Each entry below must be repeated exactly, with pictures left out.

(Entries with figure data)
▶

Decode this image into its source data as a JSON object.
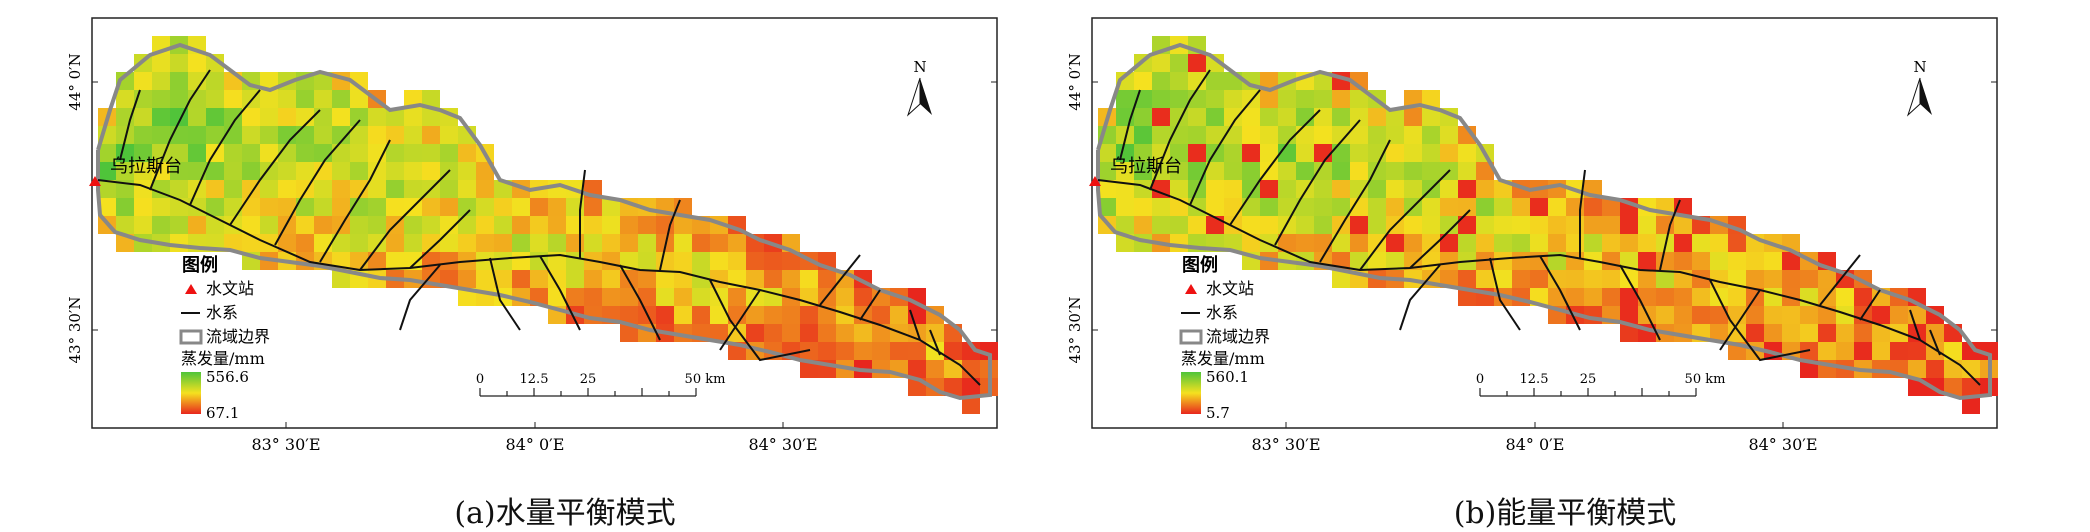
{
  "panels": [
    {
      "id": "a",
      "caption": "(a)水量平衡模式",
      "station_name": "乌拉斯台",
      "north_label": "N",
      "lat_labels": [
        "44° 0′N",
        "43° 30′N"
      ],
      "lon_labels": [
        "83° 30′E",
        "84° 0′E",
        "84° 30′E"
      ],
      "legend": {
        "title": "图例",
        "station": "水文站",
        "river": "水系",
        "boundary": "流域边界",
        "ramp_title": "蒸发量/mm",
        "max": "556.6",
        "min": "67.1"
      },
      "scale_bar": {
        "labels": [
          "0",
          "12.5",
          "25",
          "50 km"
        ]
      },
      "colors": {
        "low": "#e8261d",
        "mid": "#f5e11f",
        "high": "#4fc43a"
      },
      "hot_bias": 0.0
    },
    {
      "id": "b",
      "caption": "(b)能量平衡模式",
      "station_name": "乌拉斯台",
      "north_label": "N",
      "lat_labels": [
        "44° 0′N",
        "43° 30′N"
      ],
      "lon_labels": [
        "83° 30′E",
        "84° 0′E",
        "84° 30′E"
      ],
      "legend": {
        "title": "图例",
        "station": "水文站",
        "river": "水系",
        "boundary": "流域边界",
        "ramp_title": "蒸发量/mm",
        "max": "560.1",
        "min": "5.7"
      },
      "scale_bar": {
        "labels": [
          "0",
          "12.5",
          "25",
          "50 km"
        ]
      },
      "colors": {
        "low": "#e8261d",
        "mid": "#f5e11f",
        "high": "#4fc43a"
      },
      "hot_bias": 0.35
    }
  ]
}
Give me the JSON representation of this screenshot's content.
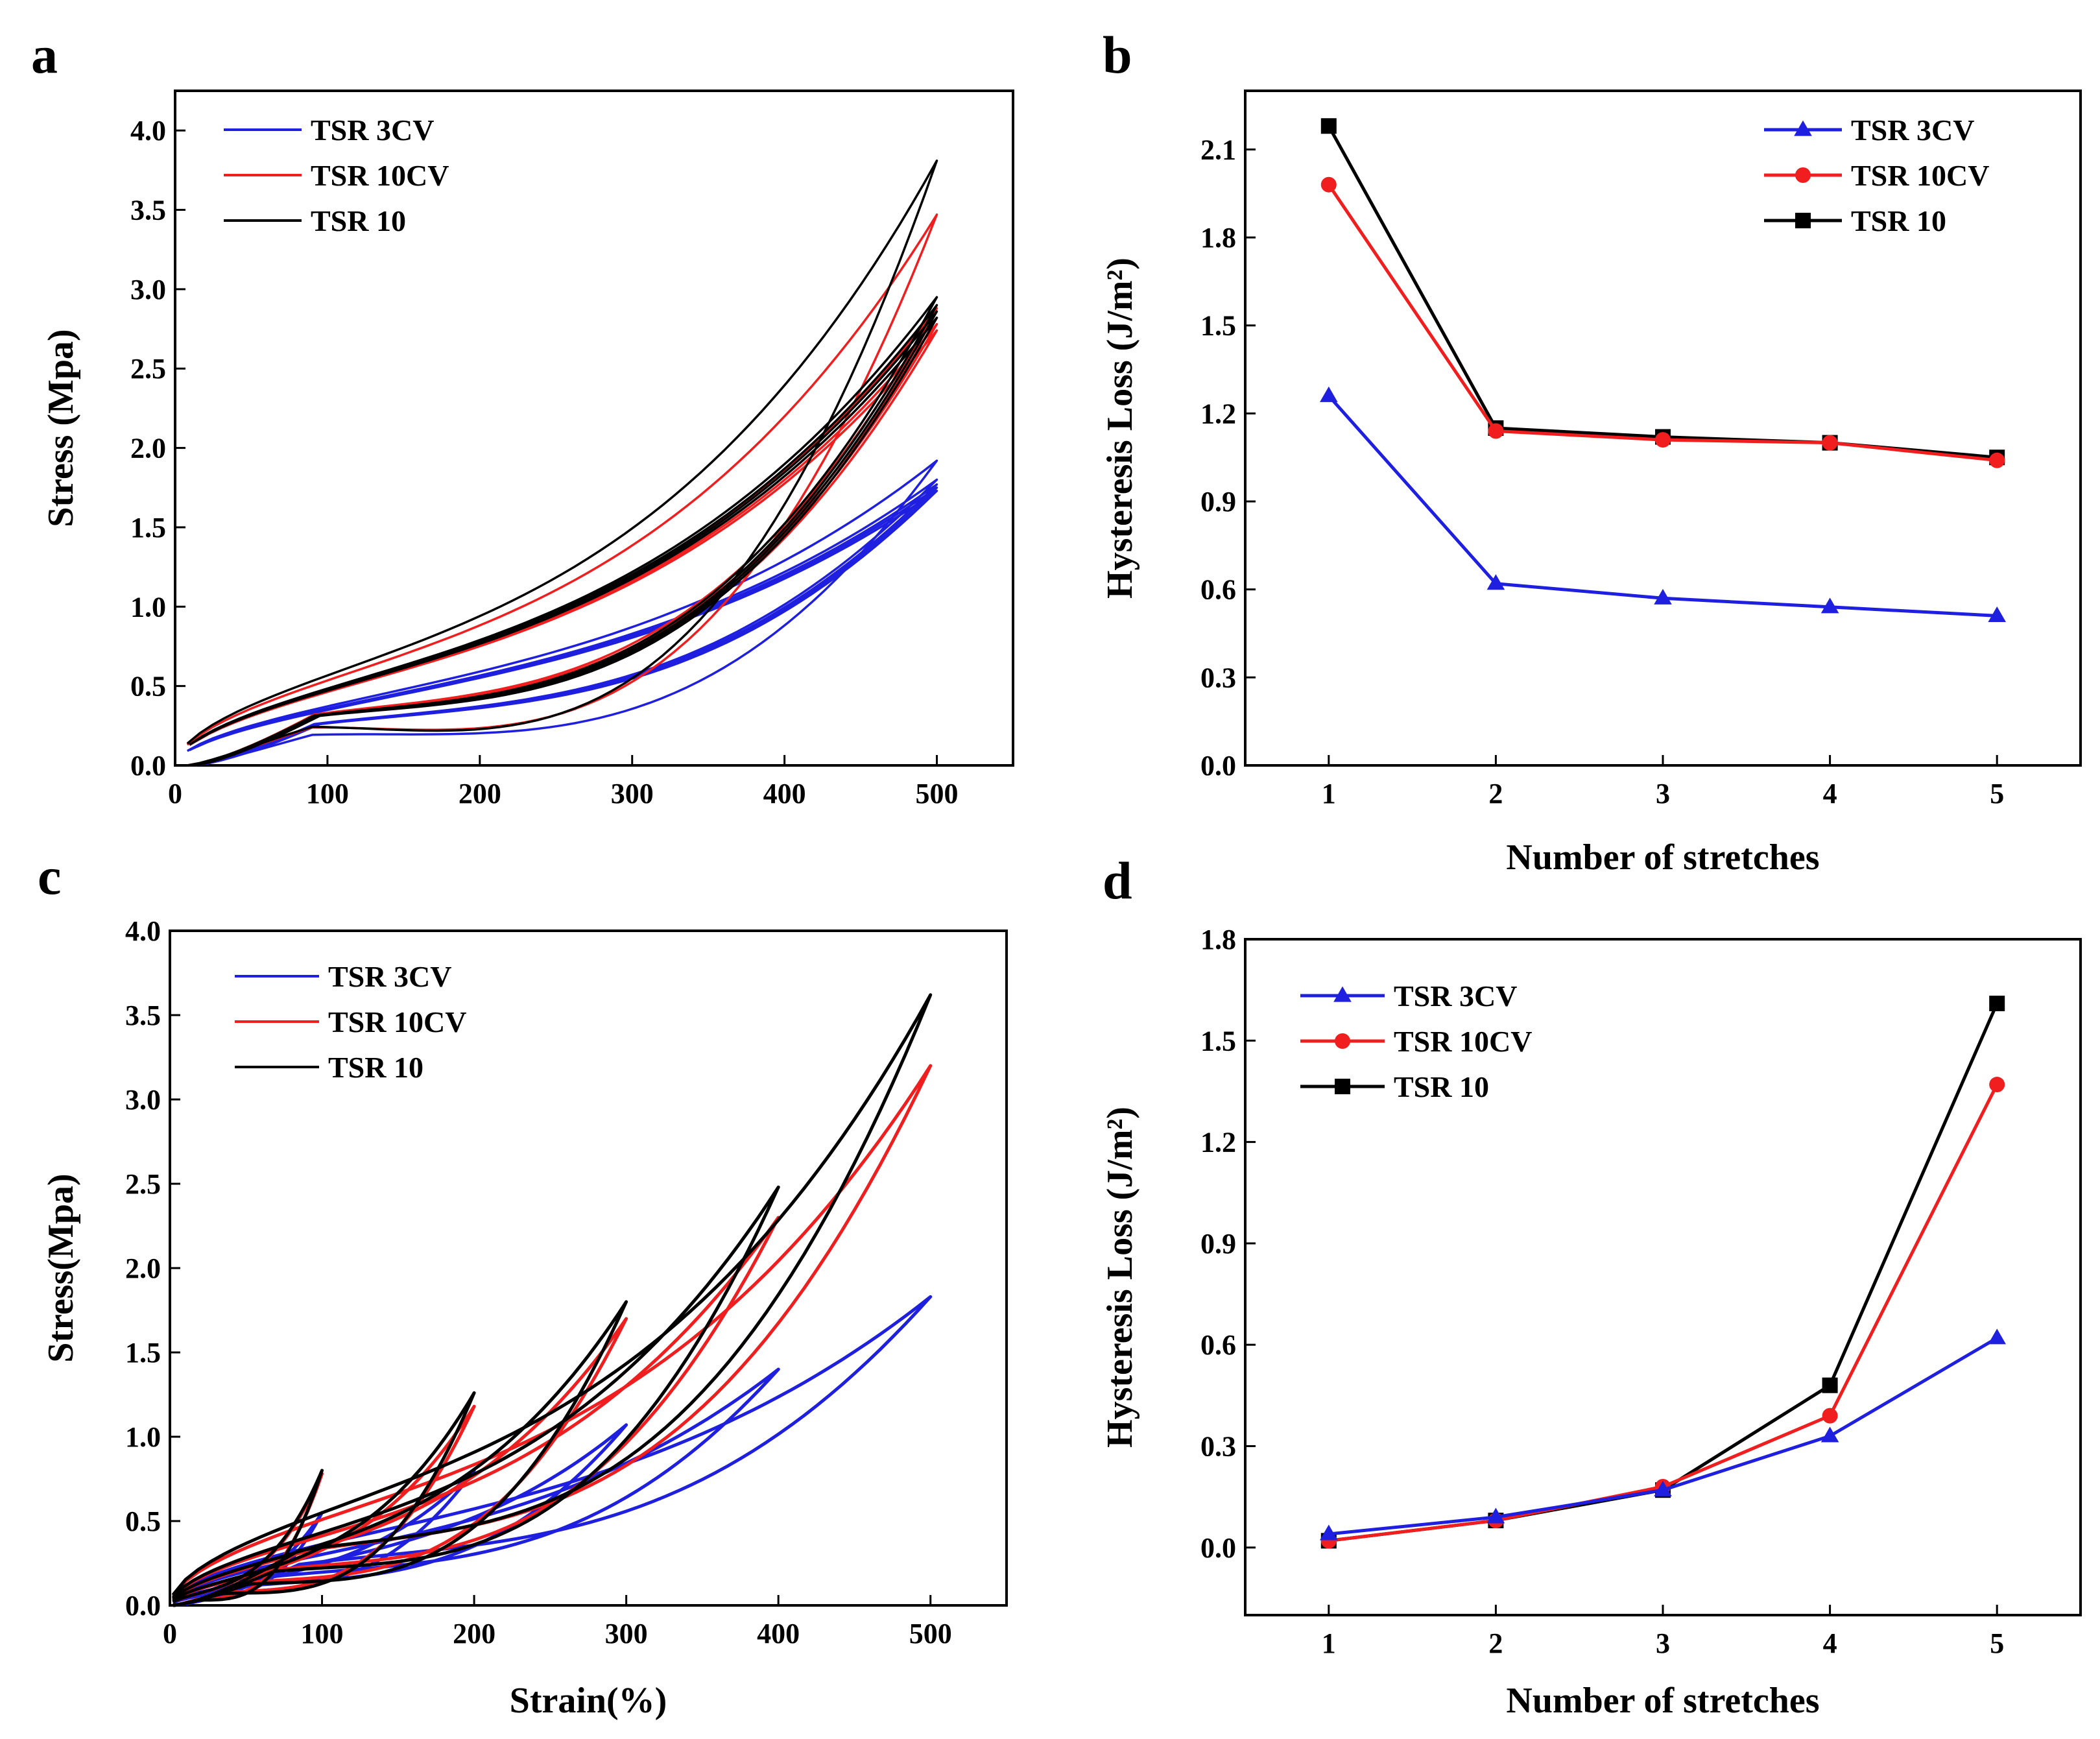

◀

- [Response to the task]
Decode this image into its source data as a JSON object.
{
  "panels": [
    {
      "id": "a",
      "caption": "(a)水量平衡模式",
      "station_name": "乌拉斯台",
      "north_label": "N",
      "lat_labels": [
        "44° 0′N",
        "43° 30′N"
      ],
      "lon_labels": [
        "83° 30′E",
        "84° 0′E",
        "84° 30′E"
      ],
      "legend": {
        "title": "图例",
        "station": "水文站",
        "river": "水系",
        "boundary": "流域边界",
        "ramp_title": "蒸发量/mm",
        "max": "556.6",
        "min": "67.1"
      },
      "scale_bar": {
        "labels": [
          "0",
          "12.5",
          "25",
          "50 km"
        ]
      },
      "colors": {
        "low": "#e8261d",
        "mid": "#f5e11f",
        "high": "#4fc43a"
      },
      "hot_bias": 0.0
    },
    {
      "id": "b",
      "caption": "(b)能量平衡模式",
      "station_name": "乌拉斯台",
      "north_label": "N",
      "lat_labels": [
        "44° 0′N",
        "43° 30′N"
      ],
      "lon_labels": [
        "83° 30′E",
        "84° 0′E",
        "84° 30′E"
      ],
      "legend": {
        "title": "图例",
        "station": "水文站",
        "river": "水系",
        "boundary": "流域边界",
        "ramp_title": "蒸发量/mm",
        "max": "560.1",
        "min": "5.7"
      },
      "scale_bar": {
        "labels": [
          "0",
          "12.5",
          "25",
          "50 km"
        ]
      },
      "colors": {
        "low": "#e8261d",
        "mid": "#f5e11f",
        "high": "#4fc43a"
      },
      "hot_bias": 0.35
    }
  ]
}
Give me the JSON representation of this screenshot's content.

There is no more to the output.